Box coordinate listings
____

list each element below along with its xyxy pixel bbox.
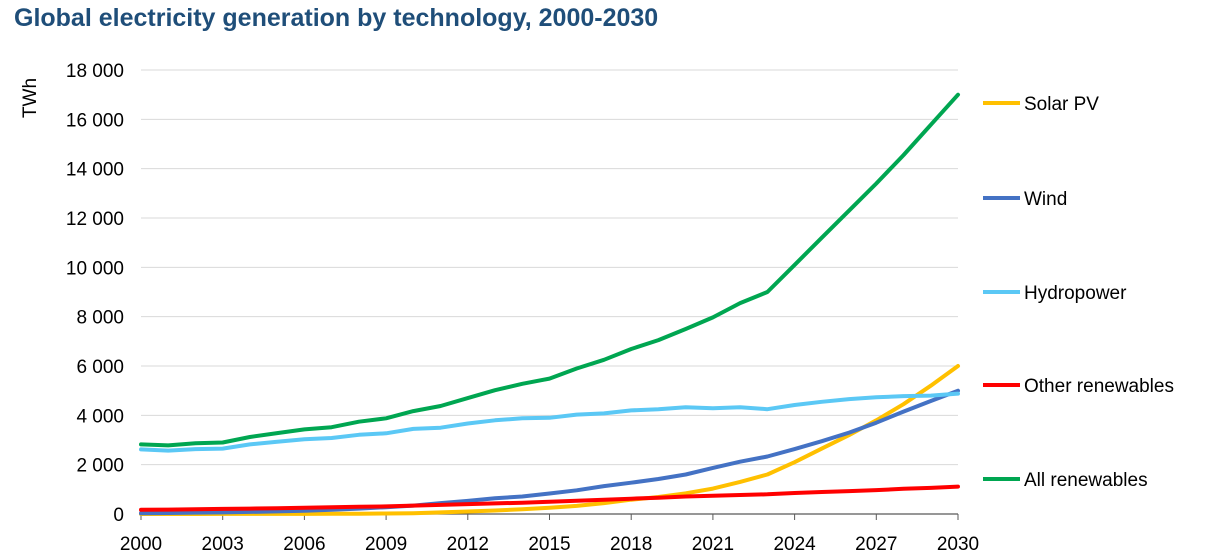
x-tick-label: 2015	[528, 534, 570, 555]
y-tick-label: 12 000	[66, 209, 124, 230]
x-tick-label: 2024	[773, 534, 816, 555]
y-axis-label: TWh	[20, 78, 41, 118]
x-tick-label: 2021	[692, 534, 734, 555]
series-lines	[139, 92, 960, 516]
y-tick-label: 14 000	[66, 160, 124, 181]
series-line-wind	[139, 388, 960, 516]
y-tick-labels: 0 2 000 4 000 6 000 8 000 10 000 12 000 14 000 1…	[66, 61, 124, 526]
gridlines	[140, 69, 959, 520]
y-tick-label: 2 000	[76, 456, 124, 477]
x-tick-label: 2027	[855, 534, 897, 555]
y-tick-label: 18 000	[66, 61, 124, 82]
y-tick-label: 6 000	[76, 357, 124, 378]
series-line-other-renewables	[139, 484, 960, 512]
legend-label: Solar PV	[1024, 94, 1099, 115]
x-tick-labels: 2000 2003 2006 2009 2012 2015 2018 2021 2024 2027…	[120, 534, 979, 555]
x-tick-label: 2006	[283, 534, 325, 555]
legend-label: All renewables	[1024, 470, 1148, 491]
y-tick-label: 0	[113, 505, 124, 526]
chart-title: Global electricity generation by technol…	[14, 4, 659, 32]
x-tick-label: 2018	[610, 534, 652, 555]
y-tick-label: 16 000	[66, 110, 124, 131]
legend: Solar PV Wind Hydropower Other renewables Al…	[983, 94, 1174, 491]
series-line-hydropower	[139, 391, 960, 453]
x-tick-label: 2012	[447, 534, 489, 555]
y-tick-label: 10 000	[66, 258, 124, 279]
x-tick-label: 2003	[202, 534, 244, 555]
y-tick-label: 8 000	[76, 308, 124, 329]
legend-label: Other renewables	[1024, 376, 1174, 397]
x-tick-label: 2000	[120, 534, 162, 555]
series-line-all-renewables	[139, 92, 960, 448]
legend-label: Wind	[1024, 189, 1067, 210]
x-tick-label: 2030	[937, 534, 979, 555]
x-tick-label: 2009	[365, 534, 407, 555]
series-line-solar-pv	[139, 364, 960, 516]
y-tick-label: 4 000	[76, 406, 124, 427]
legend-label: Hydropower	[1024, 283, 1127, 304]
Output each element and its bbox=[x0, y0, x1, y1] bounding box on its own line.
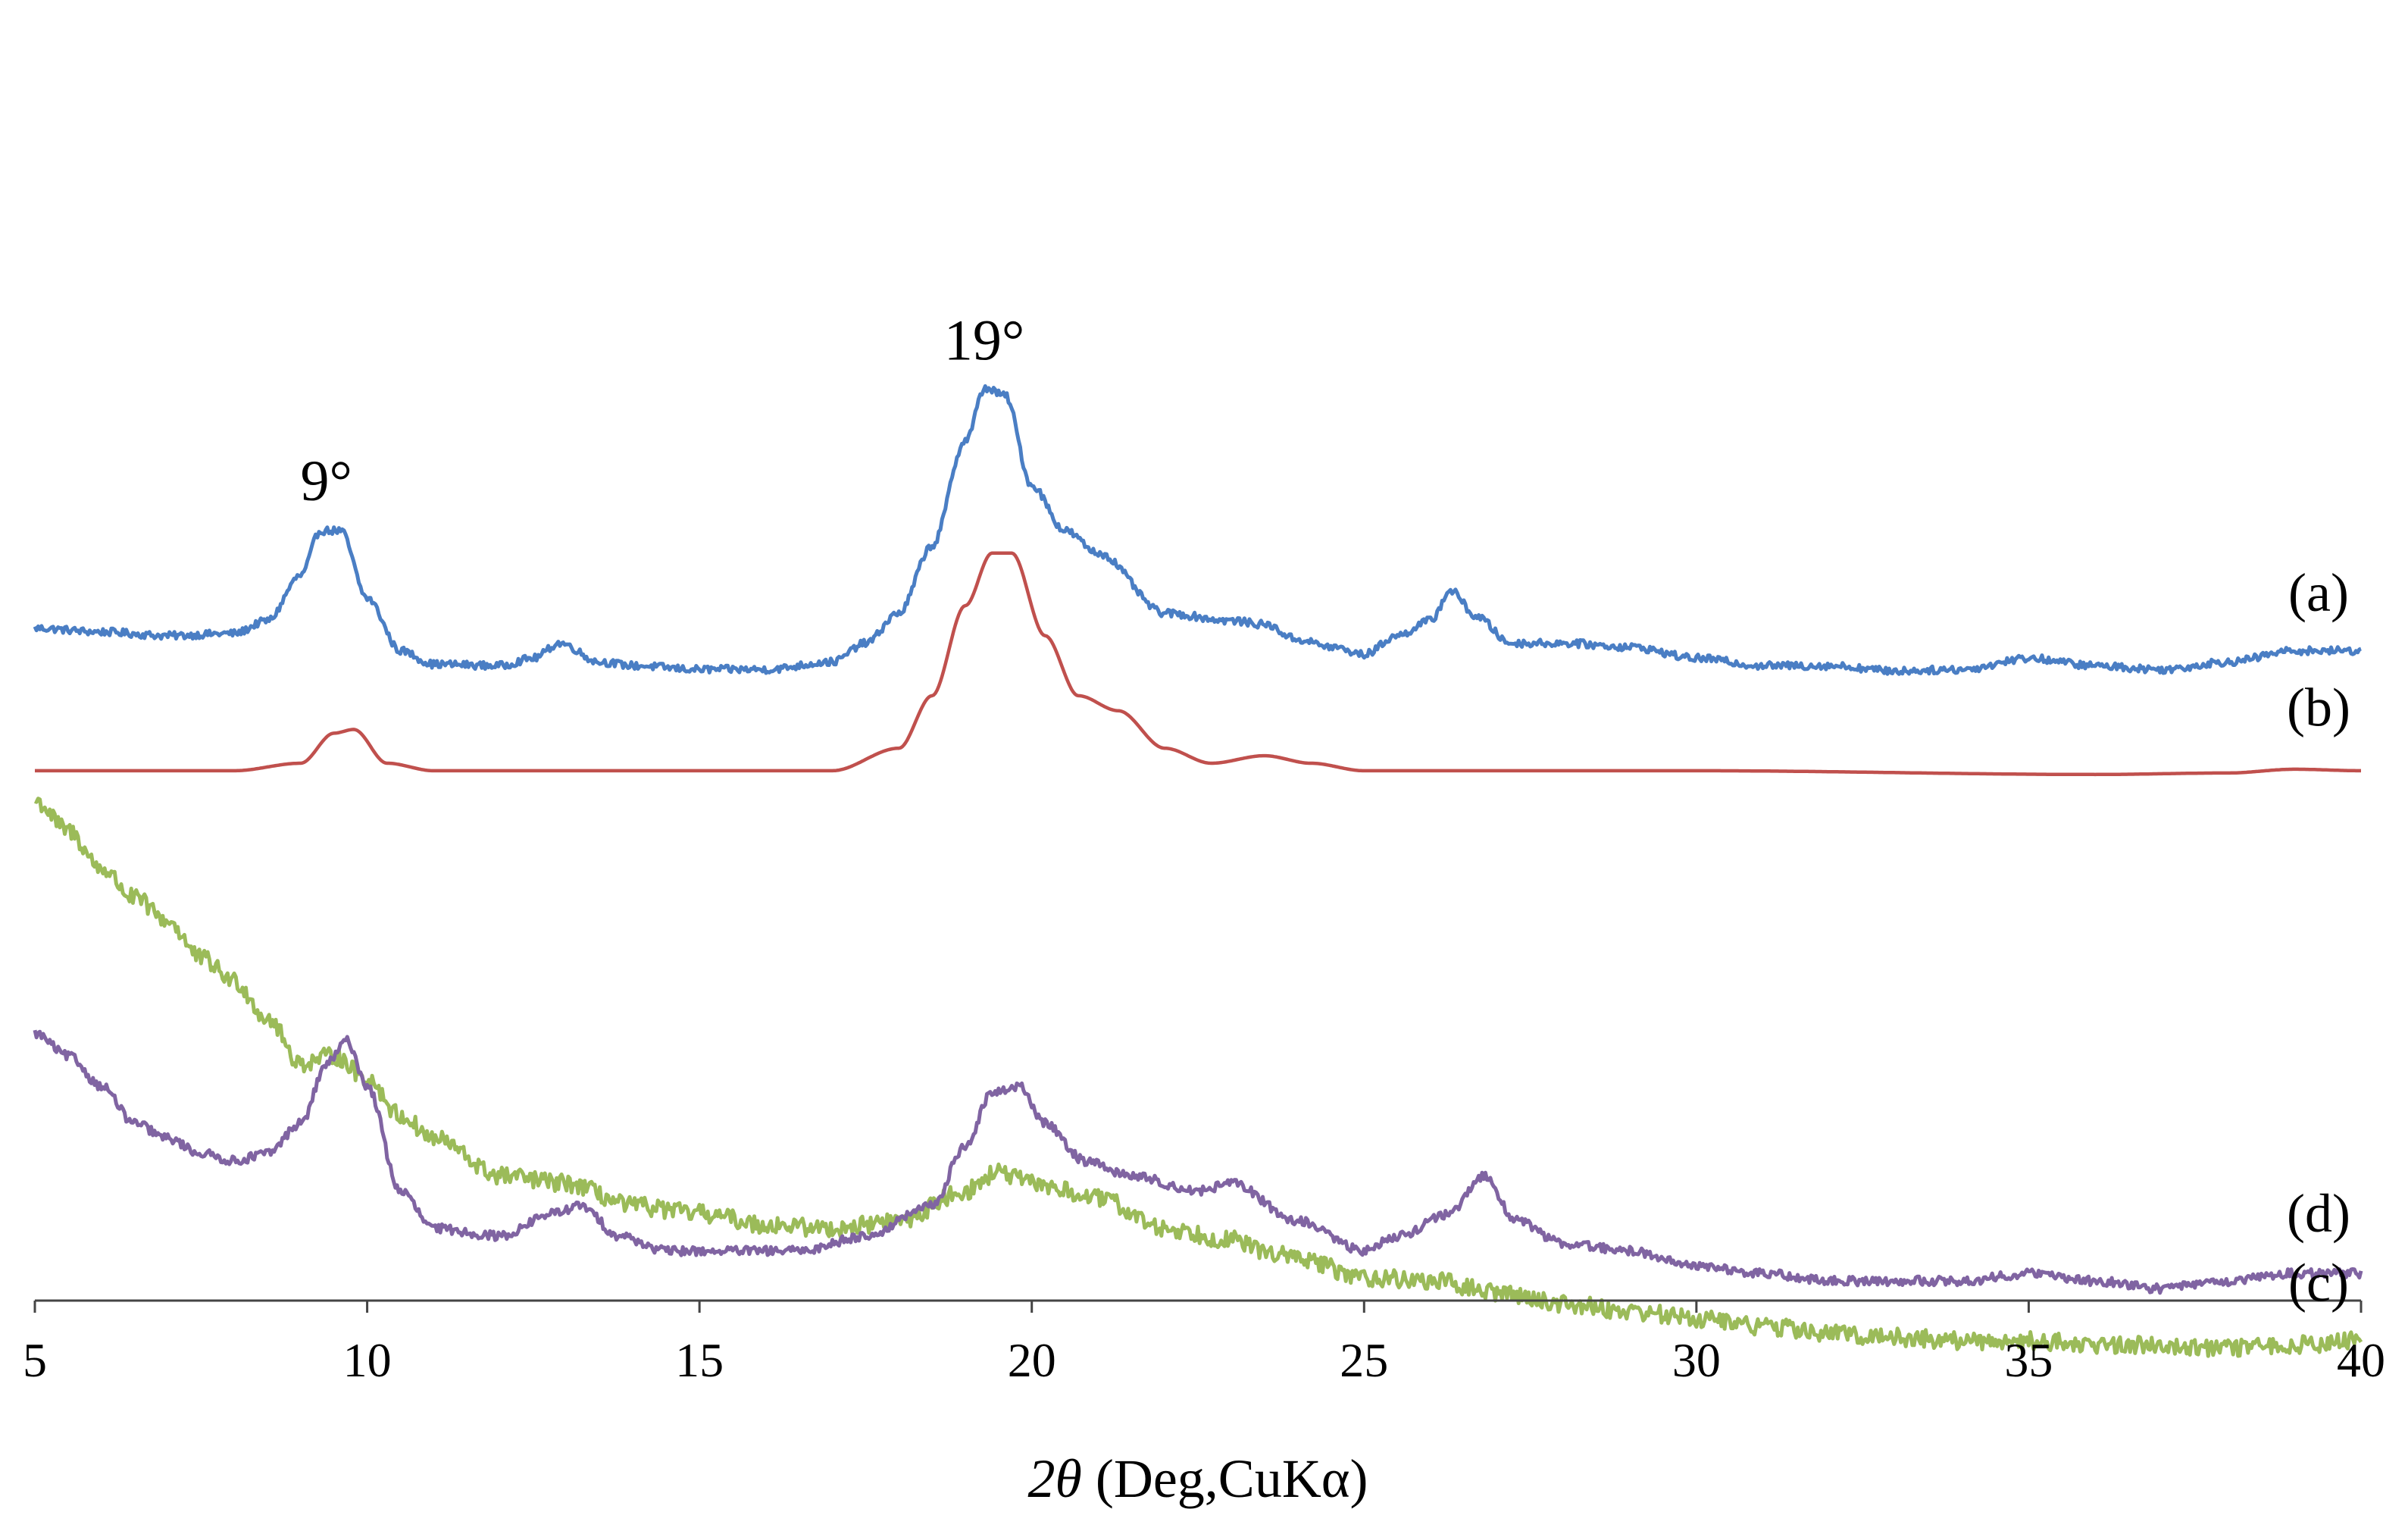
x-axis-ticks: 5 10 15 20 25 30 35 40 bbox=[23, 1301, 2385, 1387]
series-line-c bbox=[33, 797, 2363, 1358]
series-layer bbox=[33, 384, 2363, 1358]
series-label-a: (a) bbox=[2288, 562, 2349, 623]
peak-annotation-1: 9° bbox=[301, 449, 352, 513]
x-tick-label-30: 30 bbox=[1672, 1333, 1721, 1387]
peak-annotations: 9° 19° bbox=[301, 309, 1025, 514]
series-label-c: (c) bbox=[2288, 1253, 2349, 1313]
series-line-a bbox=[33, 384, 2362, 676]
series-line-b bbox=[34, 551, 2362, 777]
x-tick-label-35: 35 bbox=[2004, 1333, 2053, 1387]
x-tick-label-5: 5 bbox=[23, 1333, 47, 1387]
x-axis-title: 2θ (Deg,CuKα) bbox=[1027, 1448, 1368, 1509]
peak-annotation-2: 19° bbox=[944, 309, 1024, 373]
x-tick-label-25: 25 bbox=[1340, 1333, 1388, 1387]
series-label-b: (b) bbox=[2287, 677, 2350, 737]
x-axis-title-variable: 2θ bbox=[1027, 1448, 1081, 1509]
x-tick-label-10: 10 bbox=[343, 1333, 392, 1387]
x-tick-label-20: 20 bbox=[1008, 1333, 1056, 1387]
series-labels: (a) (b) (c) (d) bbox=[2287, 562, 2350, 1313]
x-tick-label-40: 40 bbox=[2337, 1333, 2385, 1387]
series-label-d: (d) bbox=[2287, 1183, 2350, 1244]
x-axis-title-rest: (Deg,CuKα) bbox=[1082, 1448, 1368, 1509]
x-tick-label-15: 15 bbox=[675, 1333, 724, 1387]
series-line-d bbox=[33, 1029, 2363, 1295]
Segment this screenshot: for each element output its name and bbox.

____

(WHAT YOU NEED TO DO) Reproduce the lines above unchanged, from the very first line through the line containing "Output each element", inclusive. Omit the pictures.

(SOLUTION BELOW)
list each element below along with its xyxy pixel bbox.
x-tick-label: 2015	[528, 534, 570, 555]
y-tick-label: 12 000	[66, 209, 124, 230]
x-tick-label: 2024	[773, 534, 816, 555]
y-axis-label: TWh	[20, 78, 41, 118]
x-tick-label: 2021	[692, 534, 734, 555]
series-lines	[139, 92, 960, 516]
y-tick-label: 14 000	[66, 160, 124, 181]
series-line-wind	[139, 388, 960, 516]
y-tick-labels: 0 2 000 4 000 6 000 8 000 10 000 12 000 14 000 1…	[66, 61, 124, 526]
gridlines	[140, 69, 959, 520]
y-tick-label: 2 000	[76, 456, 124, 477]
x-tick-label: 2027	[855, 534, 897, 555]
y-tick-label: 18 000	[66, 61, 124, 82]
y-tick-label: 6 000	[76, 357, 124, 378]
series-line-other-renewables	[139, 484, 960, 512]
legend-label: Solar PV	[1024, 94, 1099, 115]
x-tick-labels: 2000 2003 2006 2009 2012 2015 2018 2021 2024 2027…	[120, 534, 979, 555]
x-tick-label: 2006	[283, 534, 325, 555]
legend-label: All renewables	[1024, 470, 1148, 491]
y-tick-label: 0	[113, 505, 124, 526]
chart-title: Global electricity generation by technol…	[14, 4, 659, 32]
x-tick-label: 2018	[610, 534, 652, 555]
y-tick-label: 16 000	[66, 110, 124, 131]
legend: Solar PV Wind Hydropower Other renewables Al…	[983, 94, 1174, 491]
series-line-hydropower	[139, 391, 960, 453]
x-tick-label: 2012	[447, 534, 489, 555]
y-tick-label: 10 000	[66, 258, 124, 279]
x-tick-label: 2003	[202, 534, 244, 555]
y-tick-label: 8 000	[76, 308, 124, 329]
legend-label: Other renewables	[1024, 376, 1174, 397]
x-tick-label: 2000	[120, 534, 162, 555]
series-line-all-renewables	[139, 92, 960, 448]
legend-label: Wind	[1024, 189, 1067, 210]
x-tick-label: 2030	[937, 534, 979, 555]
x-tick-label: 2009	[365, 534, 407, 555]
series-line-solar-pv	[139, 364, 960, 516]
y-tick-label: 4 000	[76, 406, 124, 427]
legend-label: Hydropower	[1024, 283, 1127, 304]
Output each element and its bbox=[x0, y0, x1, y1] bounding box on its own line.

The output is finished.